>> BEGIN INFORMATION GIVEN
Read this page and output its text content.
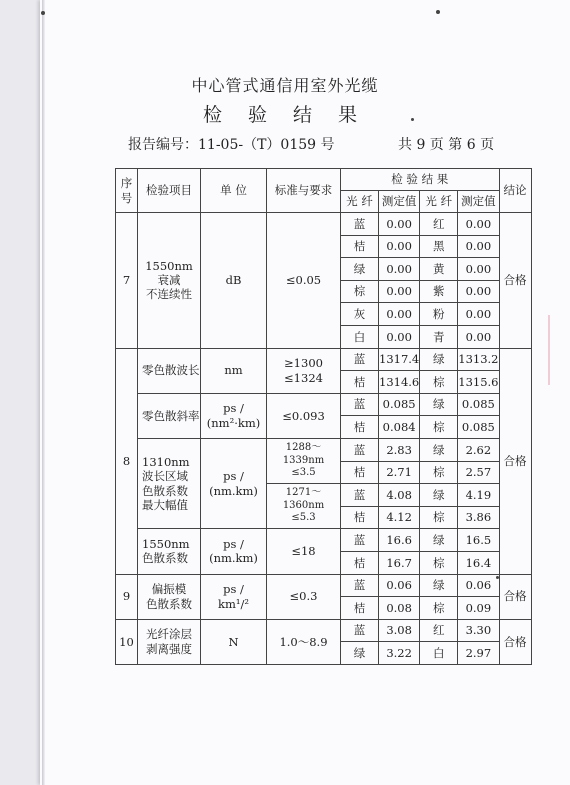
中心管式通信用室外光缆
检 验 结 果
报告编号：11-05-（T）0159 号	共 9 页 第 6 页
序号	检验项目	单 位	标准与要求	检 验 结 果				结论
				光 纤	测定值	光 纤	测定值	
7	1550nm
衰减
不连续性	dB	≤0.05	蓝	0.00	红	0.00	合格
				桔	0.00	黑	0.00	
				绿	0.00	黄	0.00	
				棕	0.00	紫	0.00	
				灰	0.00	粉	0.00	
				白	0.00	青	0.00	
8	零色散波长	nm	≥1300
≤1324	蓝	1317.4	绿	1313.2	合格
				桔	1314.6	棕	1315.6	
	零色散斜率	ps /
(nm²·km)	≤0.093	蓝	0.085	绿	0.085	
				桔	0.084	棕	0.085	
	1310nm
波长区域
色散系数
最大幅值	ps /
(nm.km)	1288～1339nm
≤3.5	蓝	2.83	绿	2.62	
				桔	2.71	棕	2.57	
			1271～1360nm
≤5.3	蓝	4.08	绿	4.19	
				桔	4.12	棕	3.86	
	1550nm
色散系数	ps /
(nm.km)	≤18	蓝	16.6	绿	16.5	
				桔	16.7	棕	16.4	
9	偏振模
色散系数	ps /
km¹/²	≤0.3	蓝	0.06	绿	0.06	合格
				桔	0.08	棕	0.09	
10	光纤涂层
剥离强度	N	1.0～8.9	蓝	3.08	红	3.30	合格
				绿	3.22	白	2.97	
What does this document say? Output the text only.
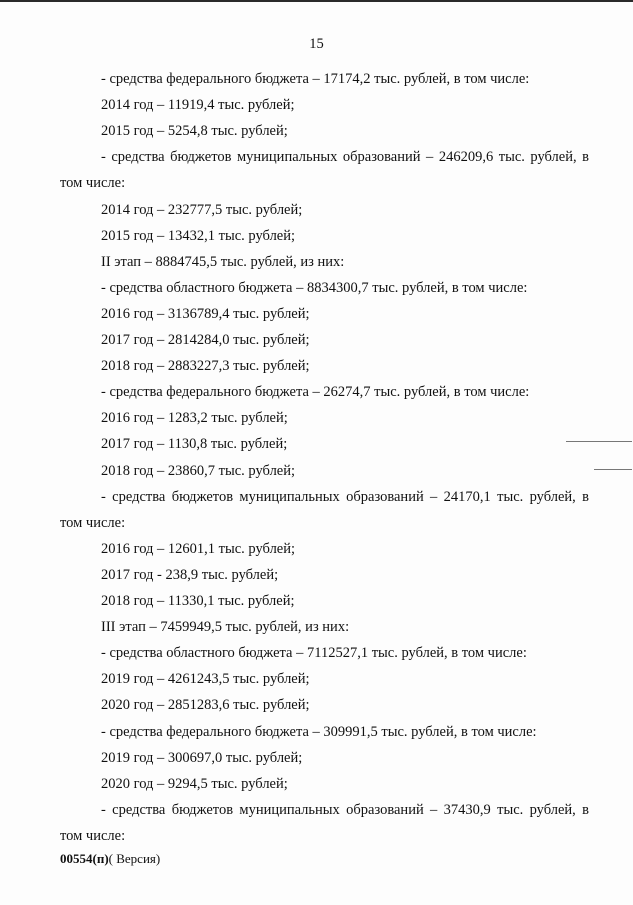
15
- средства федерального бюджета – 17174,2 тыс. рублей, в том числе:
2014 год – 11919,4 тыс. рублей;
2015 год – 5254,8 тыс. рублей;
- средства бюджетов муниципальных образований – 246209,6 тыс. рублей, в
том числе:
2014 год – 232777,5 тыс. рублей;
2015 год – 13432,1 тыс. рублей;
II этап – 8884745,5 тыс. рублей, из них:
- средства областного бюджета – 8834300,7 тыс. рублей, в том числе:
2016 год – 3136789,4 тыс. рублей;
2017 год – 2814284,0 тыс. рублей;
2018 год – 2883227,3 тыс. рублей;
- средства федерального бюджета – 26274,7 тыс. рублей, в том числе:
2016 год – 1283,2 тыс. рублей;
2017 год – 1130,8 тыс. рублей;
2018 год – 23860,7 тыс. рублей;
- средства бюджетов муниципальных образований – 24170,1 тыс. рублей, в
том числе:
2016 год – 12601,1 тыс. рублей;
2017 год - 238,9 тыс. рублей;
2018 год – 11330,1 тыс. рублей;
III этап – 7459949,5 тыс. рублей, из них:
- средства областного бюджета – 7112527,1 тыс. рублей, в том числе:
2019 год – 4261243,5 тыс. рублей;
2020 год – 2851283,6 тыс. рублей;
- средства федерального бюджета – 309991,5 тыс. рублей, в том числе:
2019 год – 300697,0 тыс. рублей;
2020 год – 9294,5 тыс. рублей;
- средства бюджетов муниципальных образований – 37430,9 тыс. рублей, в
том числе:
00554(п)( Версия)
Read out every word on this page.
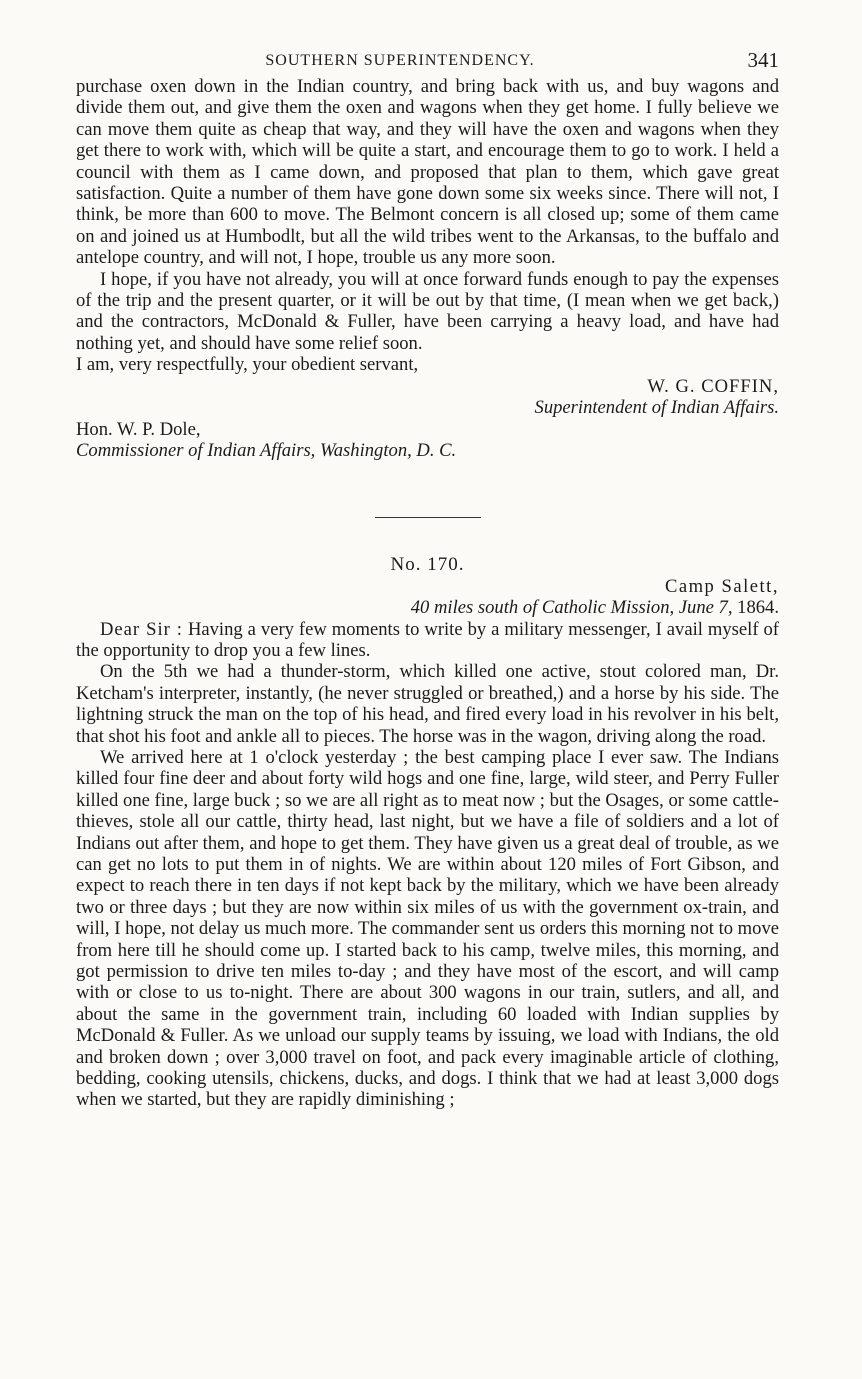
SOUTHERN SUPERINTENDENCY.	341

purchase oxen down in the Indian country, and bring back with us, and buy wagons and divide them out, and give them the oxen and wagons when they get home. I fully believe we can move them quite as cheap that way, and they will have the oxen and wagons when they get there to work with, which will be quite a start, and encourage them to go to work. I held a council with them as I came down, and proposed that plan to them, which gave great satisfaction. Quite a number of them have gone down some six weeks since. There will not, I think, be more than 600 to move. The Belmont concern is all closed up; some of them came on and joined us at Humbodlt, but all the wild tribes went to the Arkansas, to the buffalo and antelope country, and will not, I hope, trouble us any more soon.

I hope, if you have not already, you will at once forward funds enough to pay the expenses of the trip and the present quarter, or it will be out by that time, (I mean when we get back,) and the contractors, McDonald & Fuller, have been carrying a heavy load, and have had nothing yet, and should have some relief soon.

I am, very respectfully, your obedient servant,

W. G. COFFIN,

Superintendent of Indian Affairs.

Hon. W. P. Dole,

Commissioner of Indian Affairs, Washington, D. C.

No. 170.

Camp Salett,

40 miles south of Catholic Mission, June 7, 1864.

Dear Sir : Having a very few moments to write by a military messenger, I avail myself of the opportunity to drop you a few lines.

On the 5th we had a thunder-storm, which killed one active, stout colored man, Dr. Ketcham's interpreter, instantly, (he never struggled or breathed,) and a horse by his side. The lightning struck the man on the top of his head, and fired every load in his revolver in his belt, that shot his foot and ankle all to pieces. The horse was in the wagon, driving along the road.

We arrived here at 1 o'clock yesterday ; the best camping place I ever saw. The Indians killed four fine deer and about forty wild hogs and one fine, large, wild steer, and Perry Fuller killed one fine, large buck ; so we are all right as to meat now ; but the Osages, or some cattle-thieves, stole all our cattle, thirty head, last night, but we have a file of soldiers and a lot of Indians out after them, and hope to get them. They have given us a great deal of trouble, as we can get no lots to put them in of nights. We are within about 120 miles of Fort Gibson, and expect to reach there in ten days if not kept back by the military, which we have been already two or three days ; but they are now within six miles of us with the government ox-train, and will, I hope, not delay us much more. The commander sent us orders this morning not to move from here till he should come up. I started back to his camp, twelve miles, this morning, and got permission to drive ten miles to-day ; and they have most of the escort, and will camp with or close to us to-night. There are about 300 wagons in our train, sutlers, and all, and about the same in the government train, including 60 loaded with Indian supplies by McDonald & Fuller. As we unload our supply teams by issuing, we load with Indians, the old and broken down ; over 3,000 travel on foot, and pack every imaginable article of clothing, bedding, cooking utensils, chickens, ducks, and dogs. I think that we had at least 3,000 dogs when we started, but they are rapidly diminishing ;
>> END INFORMATION GIVEN
>> BEGIN INFORMATION GIVEN
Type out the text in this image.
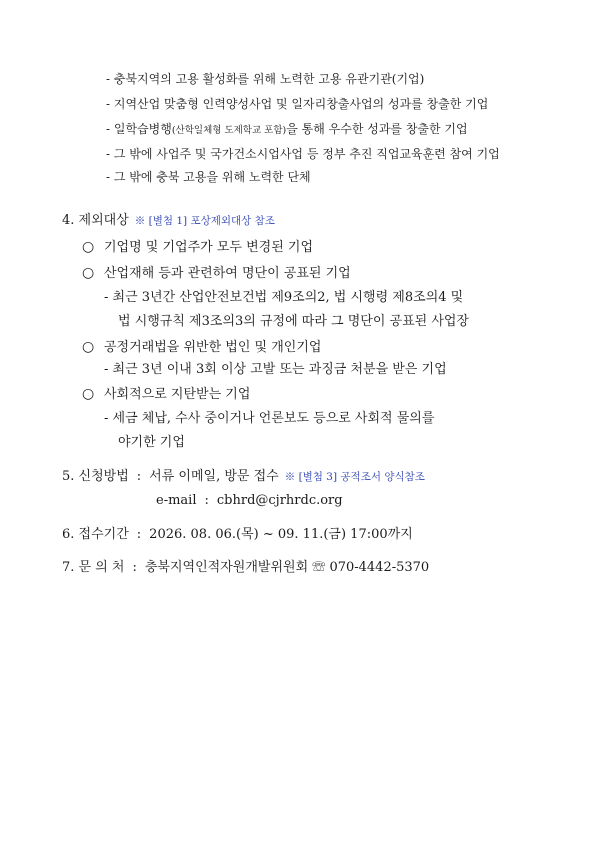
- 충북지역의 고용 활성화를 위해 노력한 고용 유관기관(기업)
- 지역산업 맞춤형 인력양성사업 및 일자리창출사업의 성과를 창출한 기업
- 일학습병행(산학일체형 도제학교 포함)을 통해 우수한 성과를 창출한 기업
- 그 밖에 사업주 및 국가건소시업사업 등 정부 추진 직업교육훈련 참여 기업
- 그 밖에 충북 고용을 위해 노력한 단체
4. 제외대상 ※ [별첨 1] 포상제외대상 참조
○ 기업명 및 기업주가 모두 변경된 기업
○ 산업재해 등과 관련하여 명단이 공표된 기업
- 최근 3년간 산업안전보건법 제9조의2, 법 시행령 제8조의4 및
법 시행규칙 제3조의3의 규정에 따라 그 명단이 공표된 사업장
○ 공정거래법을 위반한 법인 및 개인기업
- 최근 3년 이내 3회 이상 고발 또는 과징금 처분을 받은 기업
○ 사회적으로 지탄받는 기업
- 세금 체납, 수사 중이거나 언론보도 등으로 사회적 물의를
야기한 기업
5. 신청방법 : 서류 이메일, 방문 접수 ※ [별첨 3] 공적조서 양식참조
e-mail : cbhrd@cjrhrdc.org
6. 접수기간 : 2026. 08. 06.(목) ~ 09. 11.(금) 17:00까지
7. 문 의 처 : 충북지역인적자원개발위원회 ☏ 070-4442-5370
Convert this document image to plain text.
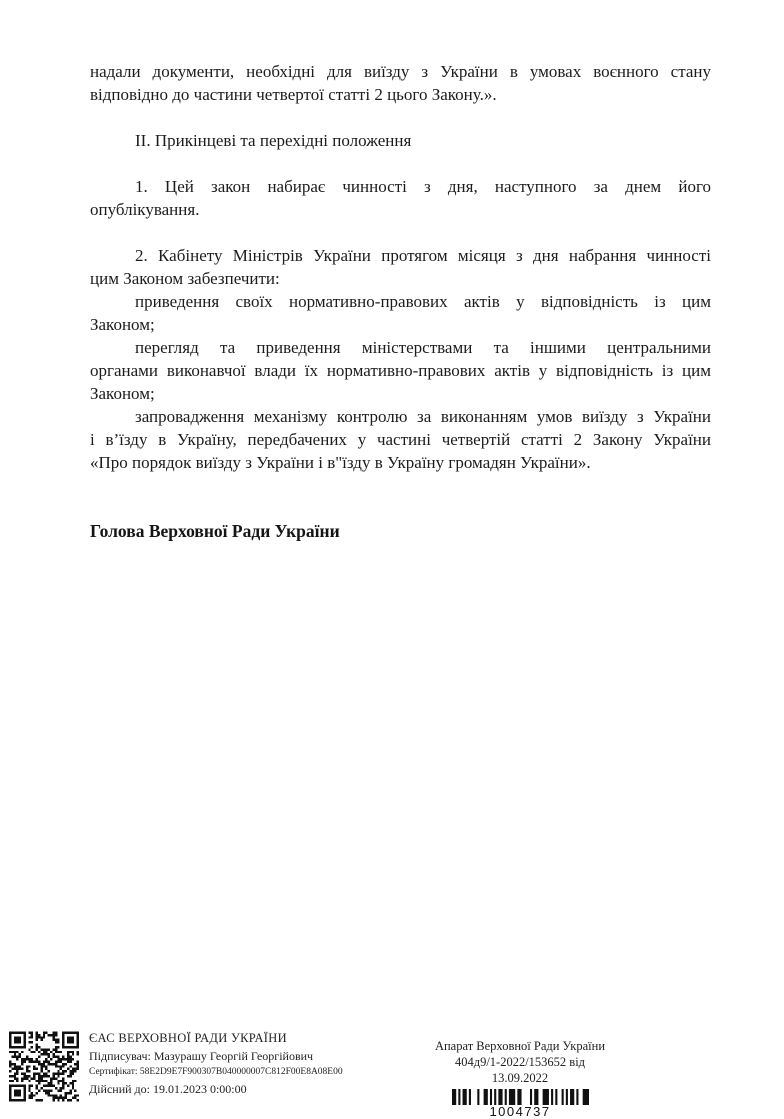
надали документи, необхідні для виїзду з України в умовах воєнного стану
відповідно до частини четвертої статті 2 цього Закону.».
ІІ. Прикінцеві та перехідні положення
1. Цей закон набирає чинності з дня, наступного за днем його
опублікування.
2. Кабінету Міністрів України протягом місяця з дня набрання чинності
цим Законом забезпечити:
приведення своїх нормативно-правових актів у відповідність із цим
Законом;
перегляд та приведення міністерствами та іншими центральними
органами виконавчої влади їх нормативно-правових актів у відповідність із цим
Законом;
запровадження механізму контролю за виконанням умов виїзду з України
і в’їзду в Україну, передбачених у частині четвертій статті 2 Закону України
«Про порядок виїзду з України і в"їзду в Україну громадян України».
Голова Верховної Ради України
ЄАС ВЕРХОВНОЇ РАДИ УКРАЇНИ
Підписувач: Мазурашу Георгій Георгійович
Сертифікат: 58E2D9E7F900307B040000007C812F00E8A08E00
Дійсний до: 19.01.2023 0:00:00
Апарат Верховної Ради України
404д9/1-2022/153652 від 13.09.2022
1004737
>> END INFORMATION GIVEN
>> BEGIN INFORMATION GIVEN
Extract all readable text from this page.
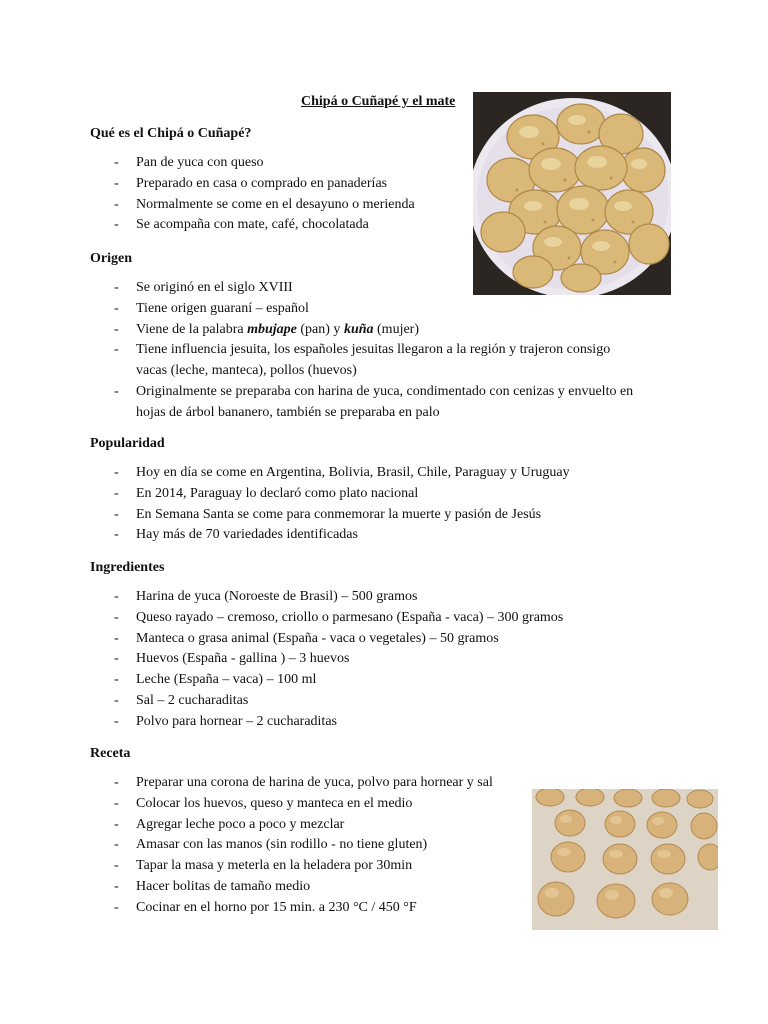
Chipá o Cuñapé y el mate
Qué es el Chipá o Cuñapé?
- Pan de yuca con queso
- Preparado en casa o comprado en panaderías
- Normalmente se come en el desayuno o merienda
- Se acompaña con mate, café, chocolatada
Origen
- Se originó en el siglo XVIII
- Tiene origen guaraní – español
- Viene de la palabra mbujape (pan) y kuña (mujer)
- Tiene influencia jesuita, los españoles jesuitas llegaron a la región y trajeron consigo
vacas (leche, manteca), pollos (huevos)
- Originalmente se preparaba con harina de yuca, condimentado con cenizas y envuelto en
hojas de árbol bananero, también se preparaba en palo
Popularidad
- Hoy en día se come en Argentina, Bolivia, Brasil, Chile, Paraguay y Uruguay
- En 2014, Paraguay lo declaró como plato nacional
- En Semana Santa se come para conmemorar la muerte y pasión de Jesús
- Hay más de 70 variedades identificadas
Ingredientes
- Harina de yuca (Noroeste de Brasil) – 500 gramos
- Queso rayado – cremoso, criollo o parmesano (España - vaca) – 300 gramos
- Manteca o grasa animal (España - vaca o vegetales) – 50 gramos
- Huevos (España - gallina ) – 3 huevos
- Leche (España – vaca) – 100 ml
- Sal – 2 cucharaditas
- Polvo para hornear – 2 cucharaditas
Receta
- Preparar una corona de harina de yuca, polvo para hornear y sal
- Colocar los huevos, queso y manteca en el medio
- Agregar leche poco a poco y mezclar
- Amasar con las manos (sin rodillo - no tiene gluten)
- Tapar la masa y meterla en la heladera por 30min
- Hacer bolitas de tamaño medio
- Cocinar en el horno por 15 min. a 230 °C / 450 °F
>> END INFORMATION GIVEN
WHAT THIS TASK INVOLVES: Look through the lines above and collect those with the word "этап".

FINAL RESULT:
II этап – 8884745,5 тыс. рублей, из них:
III этап – 7459949,5 тыс. рублей, из них:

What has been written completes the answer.